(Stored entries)
◇ ◇ ◇ ◇ ◇
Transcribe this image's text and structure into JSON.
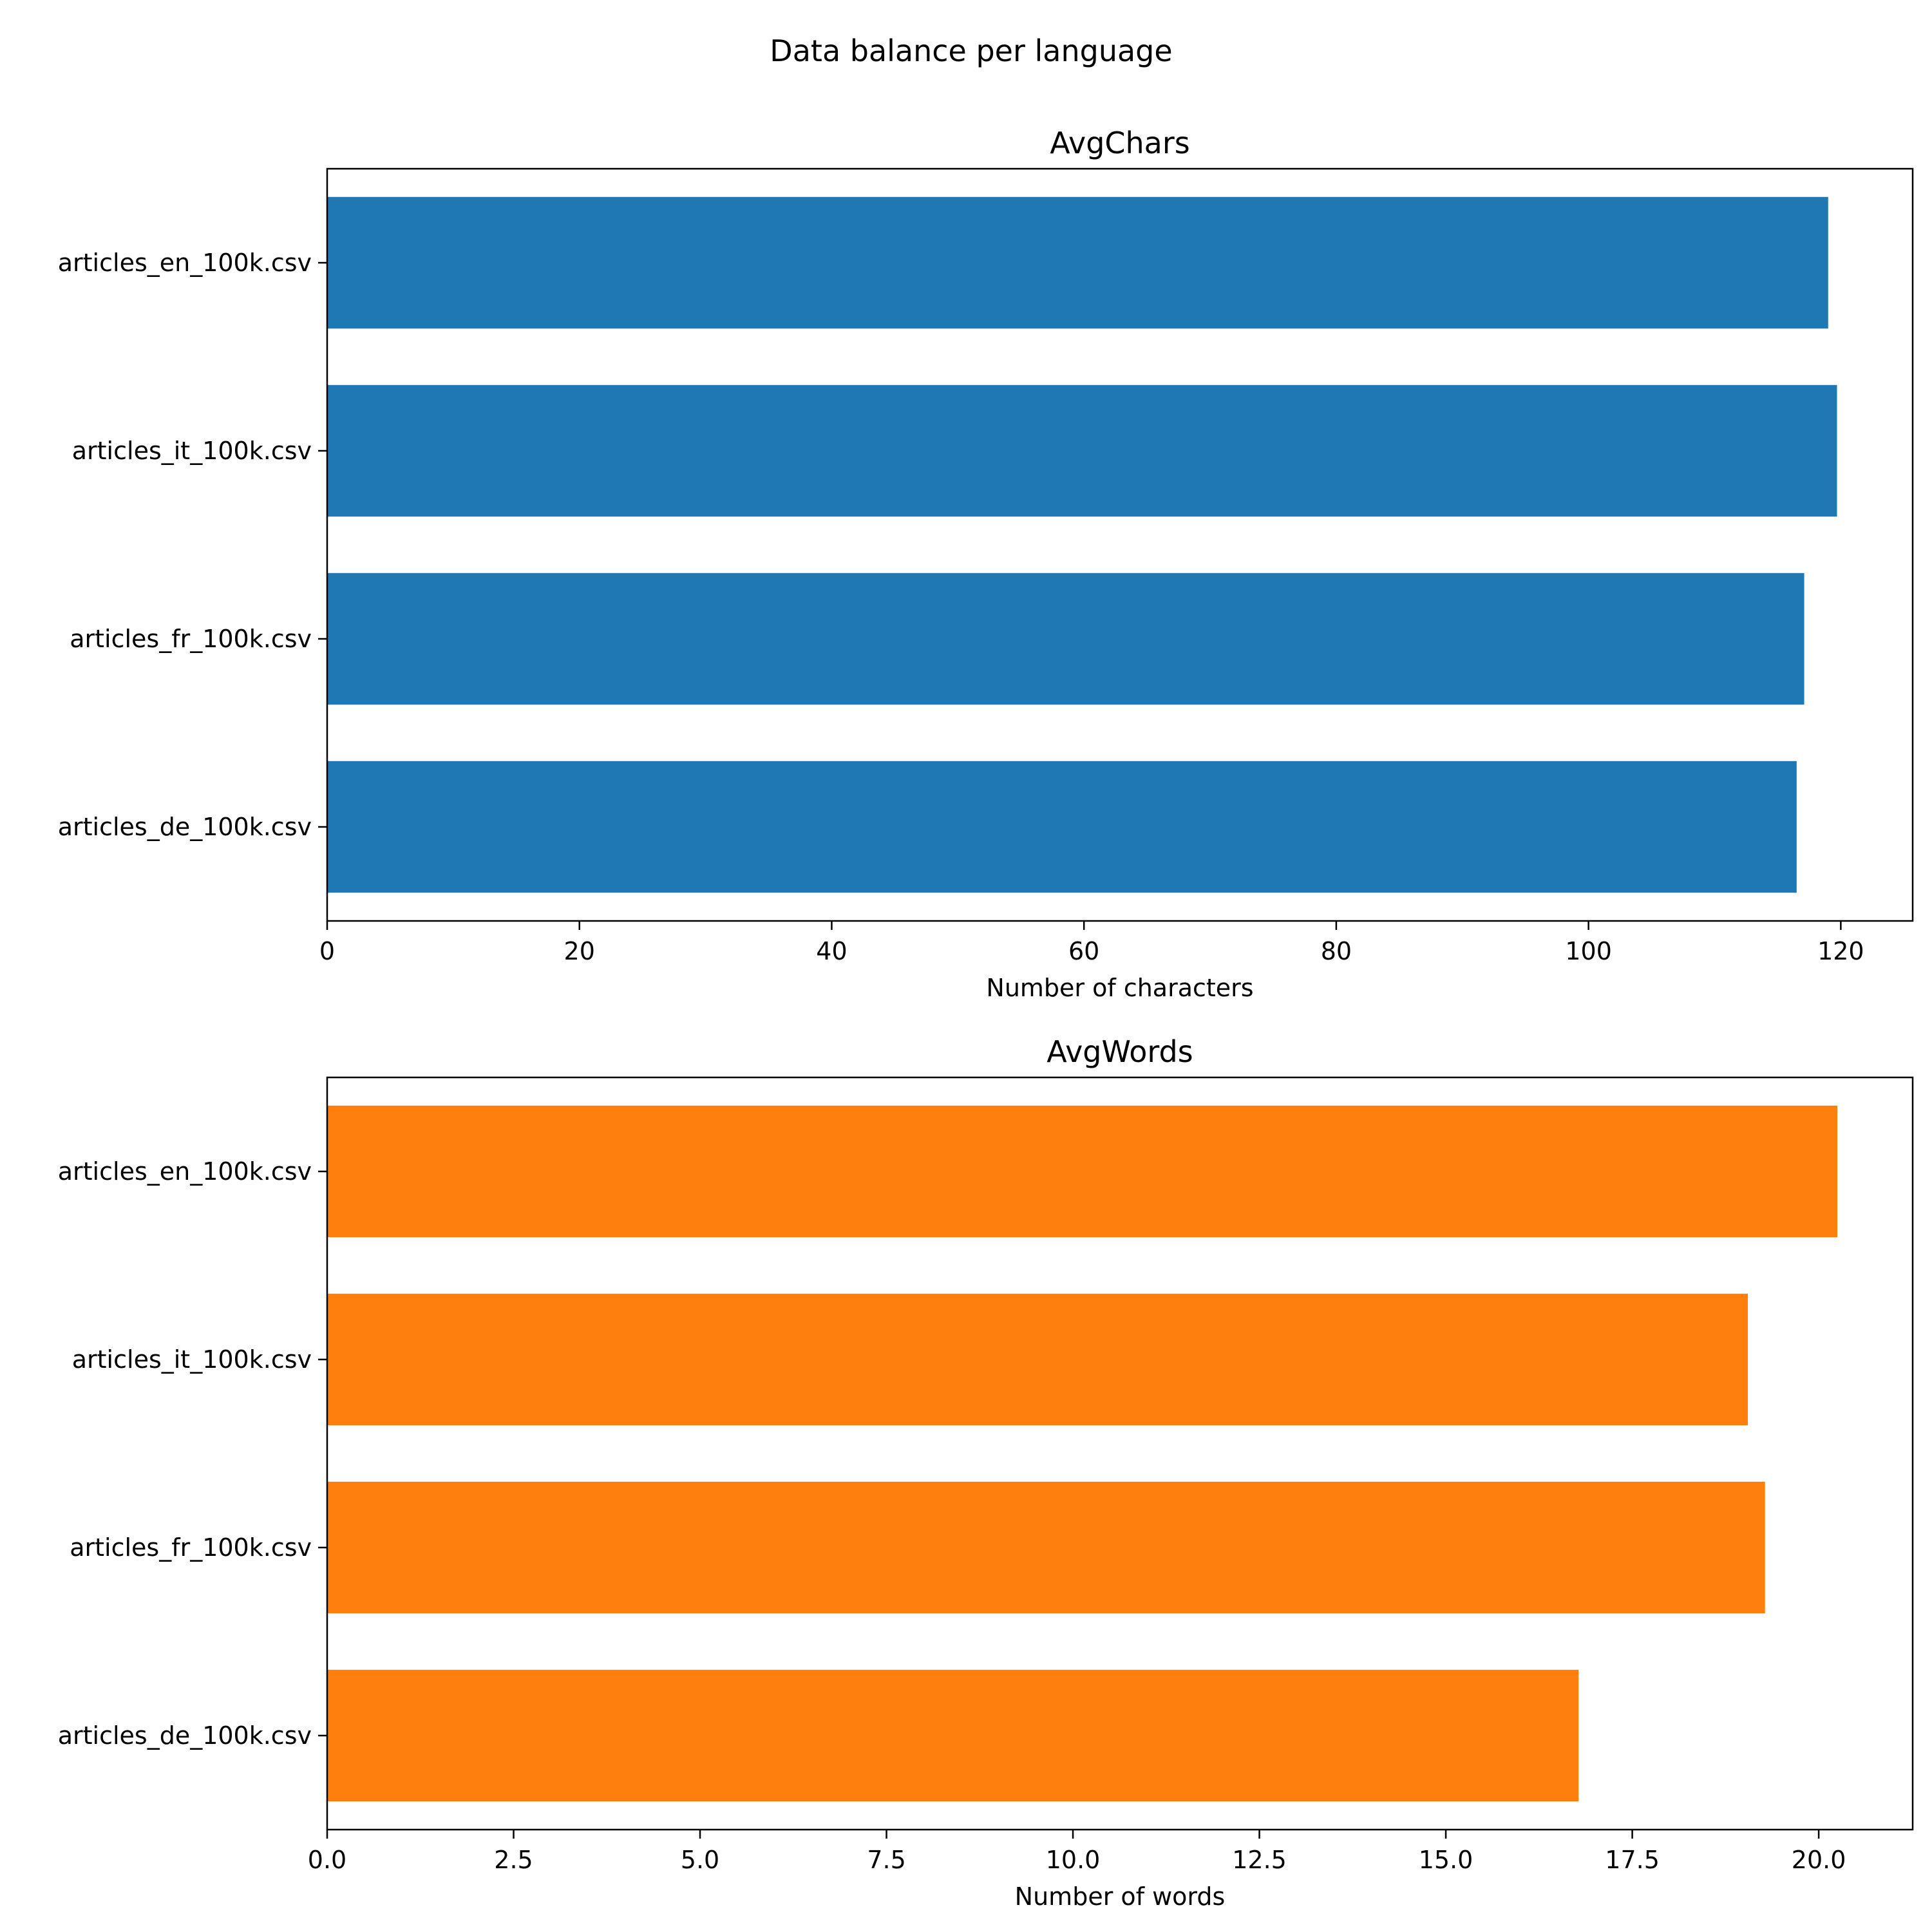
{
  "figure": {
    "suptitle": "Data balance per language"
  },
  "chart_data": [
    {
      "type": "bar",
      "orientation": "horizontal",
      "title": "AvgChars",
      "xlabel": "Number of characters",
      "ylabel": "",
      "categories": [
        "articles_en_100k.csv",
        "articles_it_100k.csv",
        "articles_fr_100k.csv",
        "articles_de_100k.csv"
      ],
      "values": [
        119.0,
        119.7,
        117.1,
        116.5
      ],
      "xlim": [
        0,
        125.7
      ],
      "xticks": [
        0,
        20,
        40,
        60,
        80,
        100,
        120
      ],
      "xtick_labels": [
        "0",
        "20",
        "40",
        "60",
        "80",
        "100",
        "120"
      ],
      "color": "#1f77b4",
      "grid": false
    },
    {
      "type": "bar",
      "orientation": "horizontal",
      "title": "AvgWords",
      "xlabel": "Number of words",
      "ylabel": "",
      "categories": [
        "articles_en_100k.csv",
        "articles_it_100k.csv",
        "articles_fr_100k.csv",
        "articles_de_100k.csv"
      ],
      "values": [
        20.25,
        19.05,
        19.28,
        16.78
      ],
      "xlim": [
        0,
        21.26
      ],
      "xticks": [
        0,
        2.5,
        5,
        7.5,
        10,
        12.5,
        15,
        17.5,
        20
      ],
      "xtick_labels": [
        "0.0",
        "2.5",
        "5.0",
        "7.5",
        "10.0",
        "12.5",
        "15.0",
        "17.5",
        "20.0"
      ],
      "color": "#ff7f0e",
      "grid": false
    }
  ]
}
◇ ◇ ◇ ◇ ◇
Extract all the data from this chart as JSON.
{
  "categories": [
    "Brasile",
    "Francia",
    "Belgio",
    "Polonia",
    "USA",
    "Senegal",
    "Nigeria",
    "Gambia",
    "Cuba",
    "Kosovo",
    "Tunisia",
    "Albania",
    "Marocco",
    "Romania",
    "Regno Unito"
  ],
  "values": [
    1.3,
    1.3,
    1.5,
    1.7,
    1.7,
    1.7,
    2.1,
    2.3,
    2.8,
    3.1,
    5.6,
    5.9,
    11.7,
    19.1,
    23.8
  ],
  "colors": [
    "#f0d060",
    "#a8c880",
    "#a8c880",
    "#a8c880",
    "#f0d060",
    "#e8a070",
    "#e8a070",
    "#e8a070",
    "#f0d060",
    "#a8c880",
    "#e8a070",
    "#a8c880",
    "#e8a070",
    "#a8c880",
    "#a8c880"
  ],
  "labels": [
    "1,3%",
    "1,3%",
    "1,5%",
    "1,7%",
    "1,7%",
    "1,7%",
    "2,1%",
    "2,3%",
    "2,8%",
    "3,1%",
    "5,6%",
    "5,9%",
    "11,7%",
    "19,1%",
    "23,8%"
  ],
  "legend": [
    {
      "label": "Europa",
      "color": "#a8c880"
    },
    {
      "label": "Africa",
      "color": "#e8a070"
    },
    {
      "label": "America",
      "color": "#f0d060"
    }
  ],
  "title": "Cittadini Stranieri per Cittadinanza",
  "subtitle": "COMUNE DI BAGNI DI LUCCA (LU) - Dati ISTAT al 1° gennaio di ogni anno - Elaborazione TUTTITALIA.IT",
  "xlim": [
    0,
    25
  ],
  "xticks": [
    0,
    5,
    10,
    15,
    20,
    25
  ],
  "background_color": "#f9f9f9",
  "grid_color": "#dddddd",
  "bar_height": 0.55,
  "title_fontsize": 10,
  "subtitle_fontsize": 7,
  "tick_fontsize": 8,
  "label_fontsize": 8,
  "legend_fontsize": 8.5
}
◇ ◇ ◇ ◇ ◇
**Do this:** Note each line of the entries that has "xlabel" in it, and copy those lines.

**Written response:**
      "xlabel": "Number of characters",
      "xlabel": "Number of words",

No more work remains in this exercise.